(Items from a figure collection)
··········

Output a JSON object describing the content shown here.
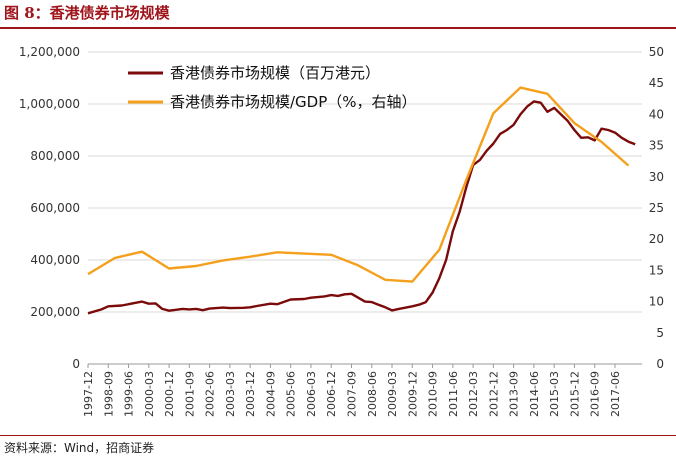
{
  "figure": {
    "title": "图 8：香港债券市场规模",
    "source": "资料来源：Wind，招商证券"
  },
  "chart_data": {
    "type": "line",
    "title": "",
    "xlabel": "",
    "ylabel": "",
    "x_ticks": [
      "1997-12",
      "1998-09",
      "1999-06",
      "2000-03",
      "2000-12",
      "2001-09",
      "2002-06",
      "2003-03",
      "2003-12",
      "2004-09",
      "2005-06",
      "2006-03",
      "2006-12",
      "2007-09",
      "2008-06",
      "2009-03",
      "2009-12",
      "2010-09",
      "2011-06",
      "2012-03",
      "2012-12",
      "2013-09",
      "2014-06",
      "2015-03",
      "2015-12",
      "2016-09",
      "2017-06"
    ],
    "y_left": {
      "range": [
        0,
        1200000
      ],
      "ticks": [
        "0",
        "200,000",
        "400,000",
        "600,000",
        "800,000",
        "1,000,000",
        "1,200,000"
      ]
    },
    "y_right": {
      "range": [
        0,
        50
      ],
      "ticks": [
        "0",
        "5",
        "10",
        "15",
        "20",
        "25",
        "30",
        "35",
        "40",
        "45",
        "50"
      ]
    },
    "legend_position": "top-left",
    "grid": "horizontal",
    "series": [
      {
        "name": "香港债券市场规模（百万港元）",
        "axis": "left",
        "color": "#7b0a0a",
        "points": [
          [
            "1997-12",
            195000
          ],
          [
            "1998-06",
            210000
          ],
          [
            "1998-09",
            222000
          ],
          [
            "1999-03",
            225000
          ],
          [
            "1999-06",
            230000
          ],
          [
            "1999-12",
            240000
          ],
          [
            "2000-03",
            232000
          ],
          [
            "2000-06",
            233000
          ],
          [
            "2000-09",
            212000
          ],
          [
            "2000-12",
            205000
          ],
          [
            "2001-06",
            212000
          ],
          [
            "2001-09",
            210000
          ],
          [
            "2001-12",
            212000
          ],
          [
            "2002-03",
            207000
          ],
          [
            "2002-06",
            213000
          ],
          [
            "2002-12",
            217000
          ],
          [
            "2003-03",
            215000
          ],
          [
            "2003-09",
            216000
          ],
          [
            "2003-12",
            218000
          ],
          [
            "2004-03",
            223000
          ],
          [
            "2004-09",
            232000
          ],
          [
            "2004-12",
            230000
          ],
          [
            "2005-06",
            248000
          ],
          [
            "2005-12",
            250000
          ],
          [
            "2006-03",
            255000
          ],
          [
            "2006-09",
            260000
          ],
          [
            "2006-12",
            265000
          ],
          [
            "2007-03",
            262000
          ],
          [
            "2007-06",
            268000
          ],
          [
            "2007-09",
            270000
          ],
          [
            "2007-12",
            255000
          ],
          [
            "2008-03",
            240000
          ],
          [
            "2008-06",
            238000
          ],
          [
            "2008-09",
            228000
          ],
          [
            "2008-12",
            218000
          ],
          [
            "2009-03",
            206000
          ],
          [
            "2009-06",
            212000
          ],
          [
            "2009-12",
            222000
          ],
          [
            "2010-03",
            228000
          ],
          [
            "2010-06",
            238000
          ],
          [
            "2010-09",
            275000
          ],
          [
            "2010-12",
            330000
          ],
          [
            "2011-03",
            400000
          ],
          [
            "2011-06",
            510000
          ],
          [
            "2011-09",
            585000
          ],
          [
            "2011-12",
            680000
          ],
          [
            "2012-03",
            765000
          ],
          [
            "2012-06",
            785000
          ],
          [
            "2012-09",
            820000
          ],
          [
            "2012-12",
            848000
          ],
          [
            "2013-03",
            885000
          ],
          [
            "2013-06",
            900000
          ],
          [
            "2013-09",
            920000
          ],
          [
            "2013-12",
            960000
          ],
          [
            "2014-03",
            990000
          ],
          [
            "2014-06",
            1010000
          ],
          [
            "2014-09",
            1005000
          ],
          [
            "2014-12",
            970000
          ],
          [
            "2015-03",
            985000
          ],
          [
            "2015-06",
            960000
          ],
          [
            "2015-09",
            935000
          ],
          [
            "2015-12",
            900000
          ],
          [
            "2016-03",
            870000
          ],
          [
            "2016-06",
            872000
          ],
          [
            "2016-09",
            860000
          ],
          [
            "2016-12",
            905000
          ],
          [
            "2017-03",
            900000
          ],
          [
            "2017-06",
            890000
          ],
          [
            "2017-09",
            870000
          ],
          [
            "2017-12",
            855000
          ],
          [
            "2018-03",
            845000
          ]
        ]
      },
      {
        "name": "香港债券市场规模/GDP（%，右轴）",
        "axis": "right",
        "color": "#f4a01c",
        "points": [
          [
            "1997-12",
            14.4
          ],
          [
            "1998-12",
            17.0
          ],
          [
            "1999-12",
            18.0
          ],
          [
            "2000-12",
            15.3
          ],
          [
            "2001-12",
            15.7
          ],
          [
            "2002-12",
            16.6
          ],
          [
            "2003-12",
            17.2
          ],
          [
            "2004-12",
            17.9
          ],
          [
            "2005-12",
            17.7
          ],
          [
            "2006-12",
            17.5
          ],
          [
            "2007-12",
            15.8
          ],
          [
            "2008-12",
            13.5
          ],
          [
            "2009-12",
            13.2
          ],
          [
            "2010-12",
            18.3
          ],
          [
            "2011-12",
            29.5
          ],
          [
            "2012-12",
            40.2
          ],
          [
            "2013-12",
            44.3
          ],
          [
            "2014-12",
            43.3
          ],
          [
            "2015-12",
            38.6
          ],
          [
            "2016-12",
            35.6
          ],
          [
            "2017-12",
            31.8
          ]
        ]
      }
    ]
  }
}
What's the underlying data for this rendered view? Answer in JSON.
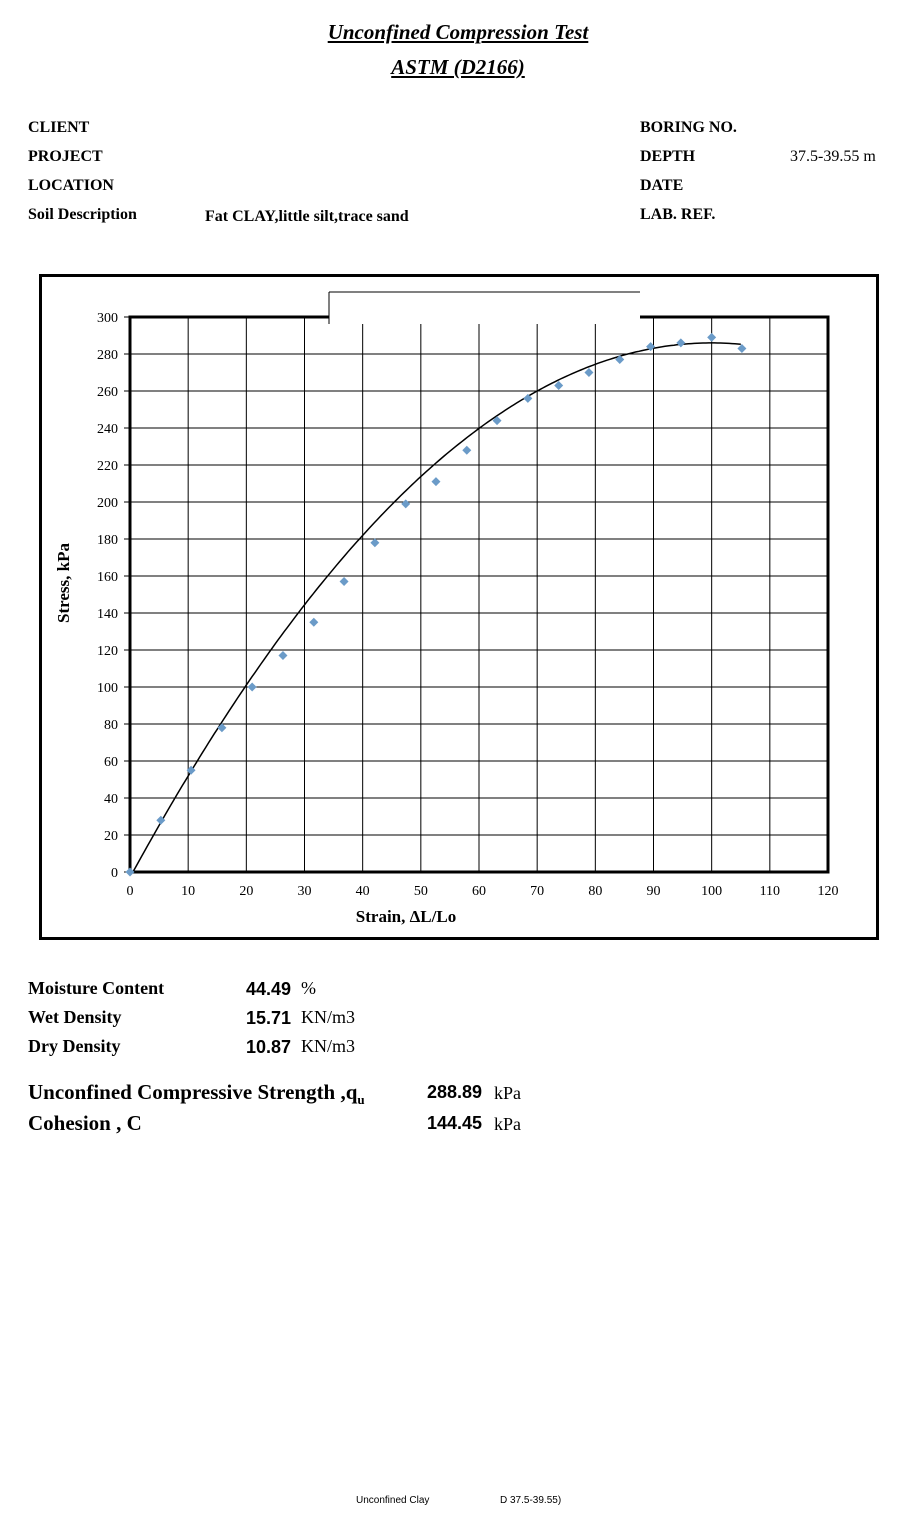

··········

> [REQUIREMENT] Copy the data character for character, but drop all pictures from the copy.

> [TASK ANSWER]
Output a JSON object describing the content shown here.
{
  "figure": {
    "title": "图 8：香港债券市场规模",
    "source": "资料来源：Wind，招商证券"
  },
  "chart_data": {
    "type": "line",
    "title": "",
    "xlabel": "",
    "ylabel": "",
    "x_ticks": [
      "1997-12",
      "1998-09",
      "1999-06",
      "2000-03",
      "2000-12",
      "2001-09",
      "2002-06",
      "2003-03",
      "2003-12",
      "2004-09",
      "2005-06",
      "2006-03",
      "2006-12",
      "2007-09",
      "2008-06",
      "2009-03",
      "2009-12",
      "2010-09",
      "2011-06",
      "2012-03",
      "2012-12",
      "2013-09",
      "2014-06",
      "2015-03",
      "2015-12",
      "2016-09",
      "2017-06"
    ],
    "y_left": {
      "range": [
        0,
        1200000
      ],
      "ticks": [
        "0",
        "200,000",
        "400,000",
        "600,000",
        "800,000",
        "1,000,000",
        "1,200,000"
      ]
    },
    "y_right": {
      "range": [
        0,
        50
      ],
      "ticks": [
        "0",
        "5",
        "10",
        "15",
        "20",
        "25",
        "30",
        "35",
        "40",
        "45",
        "50"
      ]
    },
    "legend_position": "top-left",
    "grid": "horizontal",
    "series": [
      {
        "name": "香港债券市场规模（百万港元）",
        "axis": "left",
        "color": "#7b0a0a",
        "points": [
          [
            "1997-12",
            195000
          ],
          [
            "1998-06",
            210000
          ],
          [
            "1998-09",
            222000
          ],
          [
            "1999-03",
            225000
          ],
          [
            "1999-06",
            230000
          ],
          [
            "1999-12",
            240000
          ],
          [
            "2000-03",
            232000
          ],
          [
            "2000-06",
            233000
          ],
          [
            "2000-09",
            212000
          ],
          [
            "2000-12",
            205000
          ],
          [
            "2001-06",
            212000
          ],
          [
            "2001-09",
            210000
          ],
          [
            "2001-12",
            212000
          ],
          [
            "2002-03",
            207000
          ],
          [
            "2002-06",
            213000
          ],
          [
            "2002-12",
            217000
          ],
          [
            "2003-03",
            215000
          ],
          [
            "2003-09",
            216000
          ],
          [
            "2003-12",
            218000
          ],
          [
            "2004-03",
            223000
          ],
          [
            "2004-09",
            232000
          ],
          [
            "2004-12",
            230000
          ],
          [
            "2005-06",
            248000
          ],
          [
            "2005-12",
            250000
          ],
          [
            "2006-03",
            255000
          ],
          [
            "2006-09",
            260000
          ],
          [
            "2006-12",
            265000
          ],
          [
            "2007-03",
            262000
          ],
          [
            "2007-06",
            268000
          ],
          [
            "2007-09",
            270000
          ],
          [
            "2007-12",
            255000
          ],
          [
            "2008-03",
            240000
          ],
          [
            "2008-06",
            238000
          ],
          [
            "2008-09",
            228000
          ],
          [
            "2008-12",
            218000
          ],
          [
            "2009-03",
            206000
          ],
          [
            "2009-06",
            212000
          ],
          [
            "2009-12",
            222000
          ],
          [
            "2010-03",
            228000
          ],
          [
            "2010-06",
            238000
          ],
          [
            "2010-09",
            275000
          ],
          [
            "2010-12",
            330000
          ],
          [
            "2011-03",
            400000
          ],
          [
            "2011-06",
            510000
          ],
          [
            "2011-09",
            585000
          ],
          [
            "2011-12",
            680000
          ],
          [
            "2012-03",
            765000
          ],
          [
            "2012-06",
            785000
          ],
          [
            "2012-09",
            820000
          ],
          [
            "2012-12",
            848000
          ],
          [
            "2013-03",
            885000
          ],
          [
            "2013-06",
            900000
          ],
          [
            "2013-09",
            920000
          ],
          [
            "2013-12",
            960000
          ],
          [
            "2014-03",
            990000
          ],
          [
            "2014-06",
            1010000
          ],
          [
            "2014-09",
            1005000
          ],
          [
            "2014-12",
            970000
          ],
          [
            "2015-03",
            985000
          ],
          [
            "2015-06",
            960000
          ],
          [
            "2015-09",
            935000
          ],
          [
            "2015-12",
            900000
          ],
          [
            "2016-03",
            870000
          ],
          [
            "2016-06",
            872000
          ],
          [
            "2016-09",
            860000
          ],
          [
            "2016-12",
            905000
          ],
          [
            "2017-03",
            900000
          ],
          [
            "2017-06",
            890000
          ],
          [
            "2017-09",
            870000
          ],
          [
            "2017-12",
            855000
          ],
          [
            "2018-03",
            845000
          ]
        ]
      },
      {
        "name": "香港债券市场规模/GDP（%，右轴）",
        "axis": "right",
        "color": "#f4a01c",
        "points": [
          [
            "1997-12",
            14.4
          ],
          [
            "1998-12",
            17.0
          ],
          [
            "1999-12",
            18.0
          ],
          [
            "2000-12",
            15.3
          ],
          [
            "2001-12",
            15.7
          ],
          [
            "2002-12",
            16.6
          ],
          [
            "2003-12",
            17.2
          ],
          [
            "2004-12",
            17.9
          ],
          [
            "2005-12",
            17.7
          ],
          [
            "2006-12",
            17.5
          ],
          [
            "2007-12",
            15.8
          ],
          [
            "2008-12",
            13.5
          ],
          [
            "2009-12",
            13.2
          ],
          [
            "2010-12",
            18.3
          ],
          [
            "2011-12",
            29.5
          ],
          [
            "2012-12",
            40.2
          ],
          [
            "2013-12",
            44.3
          ],
          [
            "2014-12",
            43.3
          ],
          [
            "2015-12",
            38.6
          ],
          [
            "2016-12",
            35.6
          ],
          [
            "2017-12",
            31.8
          ]
        ]
      }
    ]
  }
}
What's the underlying data for this rendered view? Answer in JSON.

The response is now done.